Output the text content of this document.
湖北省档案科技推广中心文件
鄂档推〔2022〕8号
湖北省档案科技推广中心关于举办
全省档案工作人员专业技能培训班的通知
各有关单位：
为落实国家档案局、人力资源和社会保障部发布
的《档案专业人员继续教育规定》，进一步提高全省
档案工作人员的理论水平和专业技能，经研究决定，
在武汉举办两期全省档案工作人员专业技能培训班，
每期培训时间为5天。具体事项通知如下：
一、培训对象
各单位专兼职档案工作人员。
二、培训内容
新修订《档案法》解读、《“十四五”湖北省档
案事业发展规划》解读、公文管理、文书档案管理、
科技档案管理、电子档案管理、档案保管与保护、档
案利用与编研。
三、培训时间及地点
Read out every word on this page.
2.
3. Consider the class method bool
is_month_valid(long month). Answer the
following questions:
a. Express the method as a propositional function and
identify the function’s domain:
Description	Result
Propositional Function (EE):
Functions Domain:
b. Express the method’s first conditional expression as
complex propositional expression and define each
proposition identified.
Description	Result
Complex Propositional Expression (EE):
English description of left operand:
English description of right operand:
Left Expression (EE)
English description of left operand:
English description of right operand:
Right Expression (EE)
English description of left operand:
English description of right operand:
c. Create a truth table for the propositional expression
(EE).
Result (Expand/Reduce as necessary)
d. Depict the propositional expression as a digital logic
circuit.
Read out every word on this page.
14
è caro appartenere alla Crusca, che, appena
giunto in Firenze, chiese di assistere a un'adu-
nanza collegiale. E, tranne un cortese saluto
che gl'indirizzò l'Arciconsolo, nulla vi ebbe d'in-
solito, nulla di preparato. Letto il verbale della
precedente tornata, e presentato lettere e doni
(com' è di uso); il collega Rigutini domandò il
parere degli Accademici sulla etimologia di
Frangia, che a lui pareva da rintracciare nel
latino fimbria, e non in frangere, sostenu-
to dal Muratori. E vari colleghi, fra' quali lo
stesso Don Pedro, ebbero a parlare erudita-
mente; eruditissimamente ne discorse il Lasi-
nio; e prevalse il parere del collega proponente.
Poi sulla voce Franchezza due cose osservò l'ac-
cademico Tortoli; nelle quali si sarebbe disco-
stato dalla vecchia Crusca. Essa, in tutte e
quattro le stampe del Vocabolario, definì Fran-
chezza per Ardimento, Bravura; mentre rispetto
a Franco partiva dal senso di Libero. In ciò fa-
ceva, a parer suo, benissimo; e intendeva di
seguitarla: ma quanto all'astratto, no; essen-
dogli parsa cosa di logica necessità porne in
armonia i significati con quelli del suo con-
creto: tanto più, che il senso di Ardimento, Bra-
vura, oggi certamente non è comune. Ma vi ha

→ EXERCISE PROMPT:
Give nothing but the count of lines in the listing above that hold the string "parere".

→ ANSWER IN FULL:
2